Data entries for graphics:

* * * * *

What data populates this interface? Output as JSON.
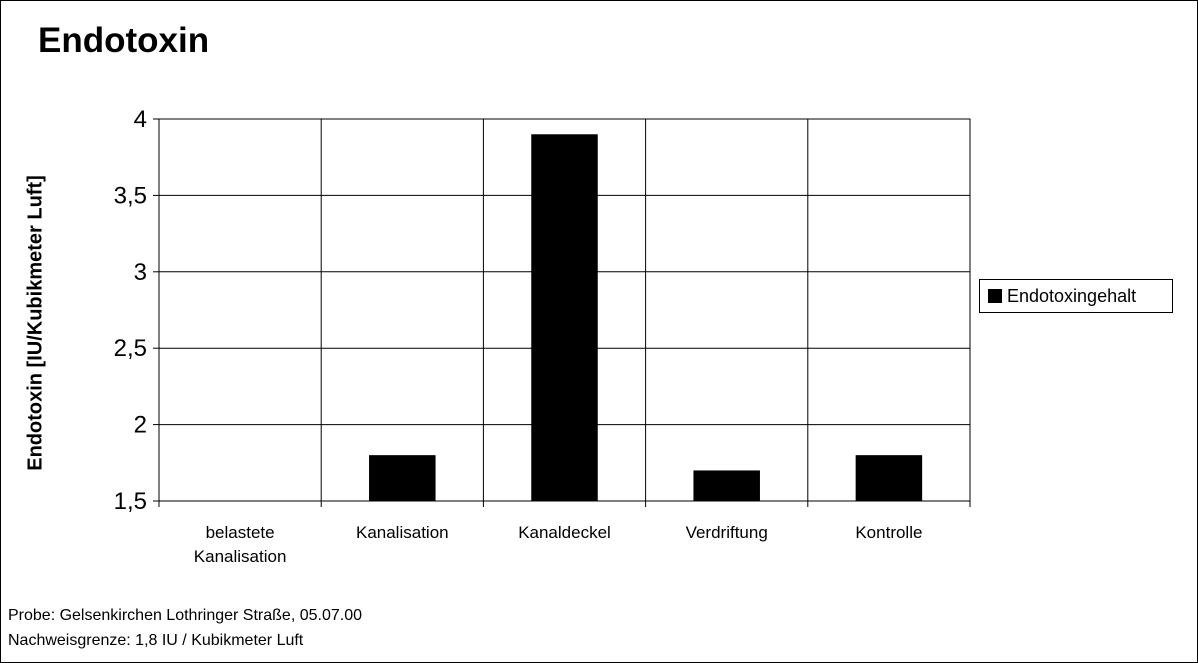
{
  "chart_data": {
    "type": "bar",
    "title": "Endotoxin",
    "ylabel": "Endotoxin [IU/Kubikmeter Luft]",
    "xlabel": "",
    "categories": [
      [
        "belastete",
        "Kanalisation"
      ],
      [
        "Kanalisation"
      ],
      [
        "Kanaldeckel"
      ],
      [
        "Verdriftung"
      ],
      [
        "Kontrolle"
      ]
    ],
    "series": [
      {
        "name": "Endotoxingehalt",
        "values": [
          1.5,
          1.8,
          3.9,
          1.7,
          1.8
        ],
        "color": "#000000"
      }
    ],
    "ylim": [
      1.5,
      4
    ],
    "yticks": [
      1.5,
      2,
      2.5,
      3,
      3.5,
      4
    ],
    "ytick_labels": [
      "1,5",
      "2",
      "2,5",
      "3",
      "3,5",
      "4"
    ],
    "grid": true,
    "legend_position": "right",
    "notes": [
      "Probe: Gelsenkirchen Lothringer Straße, 05.07.00",
      "Nachweisgrenze: 1,8 IU / Kubikmeter Luft"
    ]
  }
}
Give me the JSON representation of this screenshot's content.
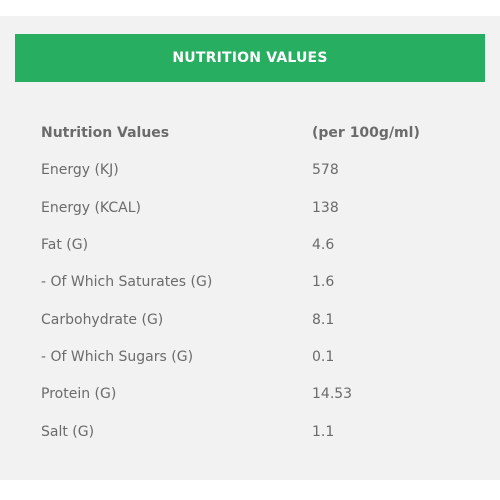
{
  "header": {
    "title": "NUTRITION VALUES"
  },
  "table": {
    "columns": [
      "Nutrition Values",
      "(per 100g/ml)"
    ],
    "rows": [
      {
        "label": "Energy (KJ)",
        "value": "578"
      },
      {
        "label": "Energy (KCAL)",
        "value": "138"
      },
      {
        "label": "Fat (G)",
        "value": "4.6"
      },
      {
        "label": "- Of Which Saturates (G)",
        "value": "1.6"
      },
      {
        "label": "Carbohydrate (G)",
        "value": "8.1"
      },
      {
        "label": "- Of Which Sugars (G)",
        "value": "0.1"
      },
      {
        "label": "Protein (G)",
        "value": "14.53"
      },
      {
        "label": "Salt (G)",
        "value": "1.1"
      }
    ]
  },
  "colors": {
    "accent": "#27ae60",
    "panel_bg": "#f2f2f2",
    "text": "#6b6b6b"
  }
}
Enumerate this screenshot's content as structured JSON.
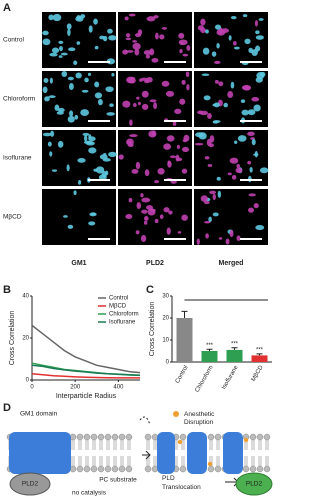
{
  "panel_labels": [
    "A",
    "B",
    "C",
    "D"
  ],
  "panel_a": {
    "rows": [
      "Control",
      "Chloroform",
      "Isoflurane",
      "MβCD"
    ],
    "row_colors": [
      "#222222",
      "#2e9e50",
      "#2e9e50",
      "#e03030"
    ],
    "columns": [
      "GM1",
      "PLD2",
      "Merged"
    ],
    "column_colors": [
      "#5cc8e0",
      "#c040b0",
      "#555555"
    ]
  },
  "chart_data": [
    {
      "type": "line",
      "xlabel": "Interparticle Radius",
      "ylabel": "Cross Correlation",
      "x": [
        0,
        50,
        100,
        150,
        200,
        250,
        300,
        350,
        400,
        450,
        500
      ],
      "series": [
        {
          "name": "Control",
          "color": "#666666",
          "values": [
            26,
            22,
            18,
            14,
            11,
            9,
            7,
            6,
            5,
            4,
            3.5
          ]
        },
        {
          "name": "MβCD",
          "color": "#e03030",
          "values": [
            3,
            2.5,
            2,
            1.8,
            1.5,
            1.3,
            1.2,
            1.1,
            1,
            1,
            1
          ]
        },
        {
          "name": "Chloroform",
          "color": "#2e9e50",
          "values": [
            8,
            7,
            6,
            5,
            4.5,
            4,
            3.5,
            3,
            2.8,
            2.5,
            2.3
          ]
        },
        {
          "name": "Isoflurane",
          "color": "#1b7a55",
          "values": [
            7,
            6.5,
            5.5,
            4.8,
            4.2,
            3.8,
            3.3,
            3,
            2.7,
            2.4,
            2.2
          ]
        }
      ],
      "xlim": [
        0,
        500
      ],
      "xticks": [
        0,
        200,
        400
      ],
      "ylim": [
        0,
        40
      ],
      "yticks": [
        0,
        20,
        40
      ],
      "legend": "upper right"
    },
    {
      "type": "bar",
      "ylabel": "Cross Correlation",
      "categories": [
        "Control",
        "Chloroform",
        "Isoflurane",
        "MβCD"
      ],
      "values": [
        20,
        5,
        5.5,
        3
      ],
      "errors": [
        3,
        0.8,
        1,
        0.7
      ],
      "colors": [
        "#888888",
        "#2e9e50",
        "#2e9e50",
        "#e03030"
      ],
      "significance": [
        null,
        "***",
        "***",
        "***"
      ],
      "ylim": [
        0,
        30
      ],
      "yticks": [
        0,
        10,
        20,
        30
      ]
    }
  ],
  "panel_d": {
    "domain_label": "GM1 domain",
    "substrate_label": "PC substrate",
    "enzyme_left": "PLD2",
    "state_left": "no catalysis",
    "disruption_label": "Anesthetic Disruption",
    "translocation_label": "PLD Translocation",
    "enzyme_right": "PLD2"
  }
}
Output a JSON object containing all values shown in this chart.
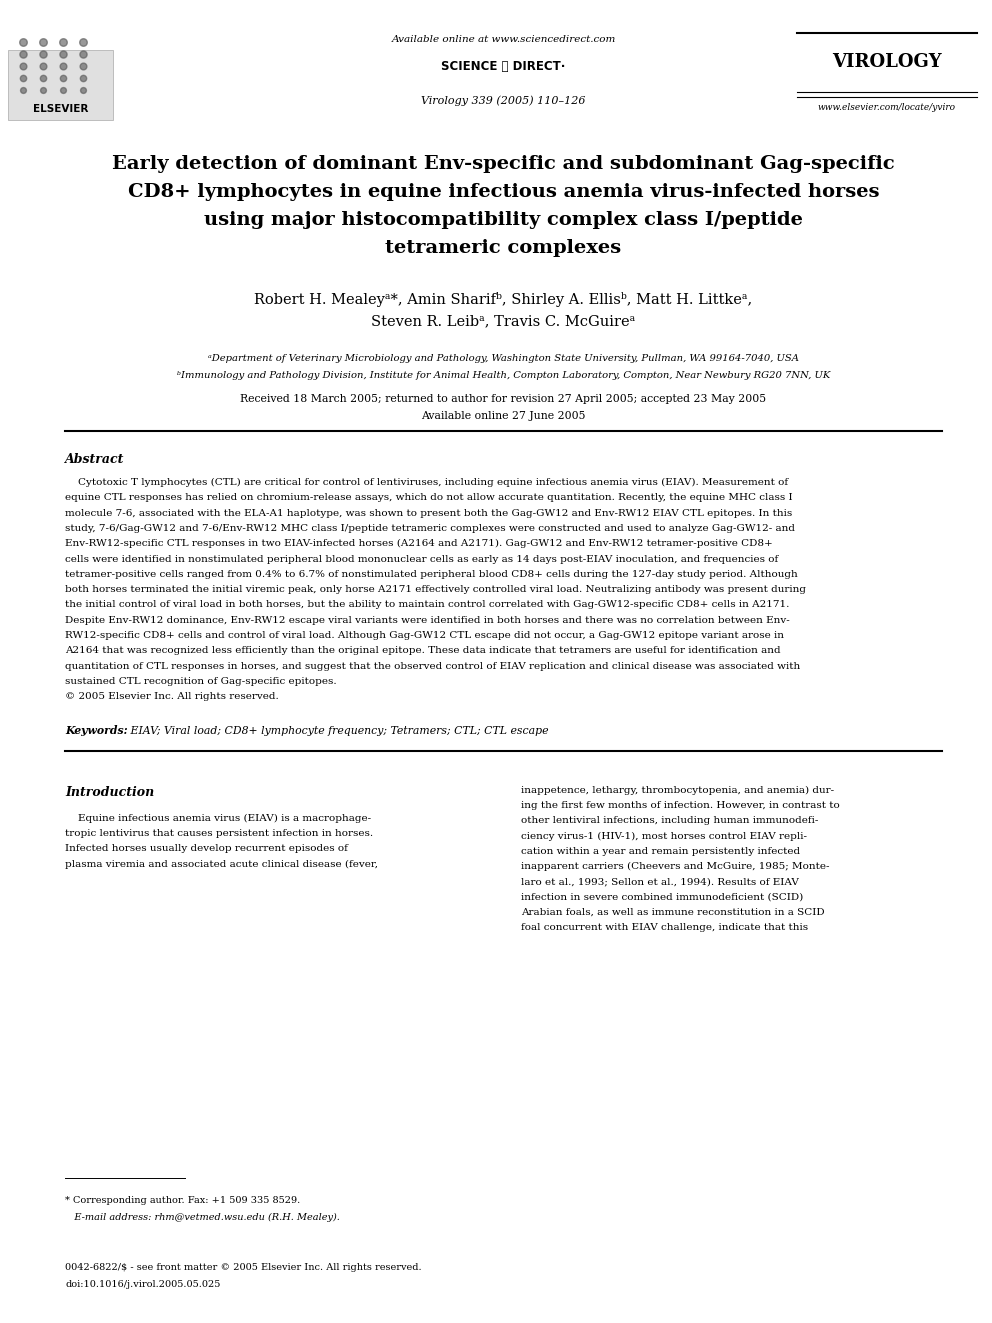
{
  "background_color": "#ffffff",
  "page_width": 9.92,
  "page_height": 13.23,
  "header": {
    "available_online": "Available online at www.sciencedirect.com",
    "journal_name": "VIROLOGY",
    "journal_issue": "Virology 339 (2005) 110–126",
    "website": "www.elsevier.com/locate/yviro"
  },
  "affil_a": "ᵃDepartment of Veterinary Microbiology and Pathology, Washington State University, Pullman, WA 99164-7040, USA",
  "affil_b": "ᵇImmunology and Pathology Division, Institute for Animal Health, Compton Laboratory, Compton, Near Newbury RG20 7NN, UK",
  "received": "Received 18 March 2005; returned to author for revision 27 April 2005; accepted 23 May 2005",
  "available": "Available online 27 June 2005",
  "abstract_title": "Abstract",
  "keywords_label": "Keywords:",
  "keywords_text": " EIAV; Viral load; CD8+ lymphocyte frequency; Tetramers; CTL; CTL escape",
  "intro_title": "Introduction",
  "footnote1": "* Corresponding author. Fax: +1 509 335 8529.",
  "footnote2": "   E-mail address: rhm@vetmed.wsu.edu (R.H. Mealey).",
  "footnote3": "0042-6822/$ - see front matter © 2005 Elsevier Inc. All rights reserved.",
  "footnote4": "doi:10.1016/j.virol.2005.05.025",
  "title_lines": [
    "Early detection of dominant Env-specific and subdominant Gag-specific",
    "CD8+ lymphocytes in equine infectious anemia virus-infected horses",
    "using major histocompatibility complex class I/peptide",
    "tetrameric complexes"
  ],
  "author_lines": [
    "Robert H. Mealeyᵃ*, Amin Sharifᵇ, Shirley A. Ellisᵇ, Matt H. Littkeᵃ,",
    "Steven R. Leibᵃ, Travis C. McGuireᵃ"
  ],
  "abstract_lines": [
    "    Cytotoxic T lymphocytes (CTL) are critical for control of lentiviruses, including equine infectious anemia virus (EIAV). Measurement of",
    "equine CTL responses has relied on chromium-release assays, which do not allow accurate quantitation. Recently, the equine MHC class I",
    "molecule 7-6, associated with the ELA-A1 haplotype, was shown to present both the Gag-GW12 and Env-RW12 EIAV CTL epitopes. In this",
    "study, 7-6/Gag-GW12 and 7-6/Env-RW12 MHC class I/peptide tetrameric complexes were constructed and used to analyze Gag-GW12- and",
    "Env-RW12-specific CTL responses in two EIAV-infected horses (A2164 and A2171). Gag-GW12 and Env-RW12 tetramer-positive CD8+",
    "cells were identified in nonstimulated peripheral blood mononuclear cells as early as 14 days post-EIAV inoculation, and frequencies of",
    "tetramer-positive cells ranged from 0.4% to 6.7% of nonstimulated peripheral blood CD8+ cells during the 127-day study period. Although",
    "both horses terminated the initial viremic peak, only horse A2171 effectively controlled viral load. Neutralizing antibody was present during",
    "the initial control of viral load in both horses, but the ability to maintain control correlated with Gag-GW12-specific CD8+ cells in A2171.",
    "Despite Env-RW12 dominance, Env-RW12 escape viral variants were identified in both horses and there was no correlation between Env-",
    "RW12-specific CD8+ cells and control of viral load. Although Gag-GW12 CTL escape did not occur, a Gag-GW12 epitope variant arose in",
    "A2164 that was recognized less efficiently than the original epitope. These data indicate that tetramers are useful for identification and",
    "quantitation of CTL responses in horses, and suggest that the observed control of EIAV replication and clinical disease was associated with",
    "sustained CTL recognition of Gag-specific epitopes.",
    "© 2005 Elsevier Inc. All rights reserved."
  ],
  "intro_col1_lines": [
    "    Equine infectious anemia virus (EIAV) is a macrophage-",
    "tropic lentivirus that causes persistent infection in horses.",
    "Infected horses usually develop recurrent episodes of",
    "plasma viremia and associated acute clinical disease (fever,"
  ],
  "intro_col2_lines": [
    "inappetence, lethargy, thrombocytopenia, and anemia) dur-",
    "ing the first few months of infection. However, in contrast to",
    "other lentiviral infections, including human immunodefi-",
    "ciency virus-1 (HIV-1), most horses control EIAV repli-",
    "cation within a year and remain persistently infected",
    "inapparent carriers (Cheevers and McGuire, 1985; Monte-",
    "laro et al., 1993; Sellon et al., 1994). Results of EIAV",
    "infection in severe combined immunodeficient (SCID)",
    "Arabian foals, as well as immune reconstitution in a SCID",
    "foal concurrent with EIAV challenge, indicate that this"
  ]
}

* * * * *

** PROBLEM DESCRIPTION **
In the records above, locate each line with the word "disease". Copy all such lines.

** RESPONSE BELOW **
    "quantitation of CTL responses in horses, and suggest that the observed control of EIAV replication and clinical disease was associated with",
    "plasma viremia and associated acute clinical disease (fever,"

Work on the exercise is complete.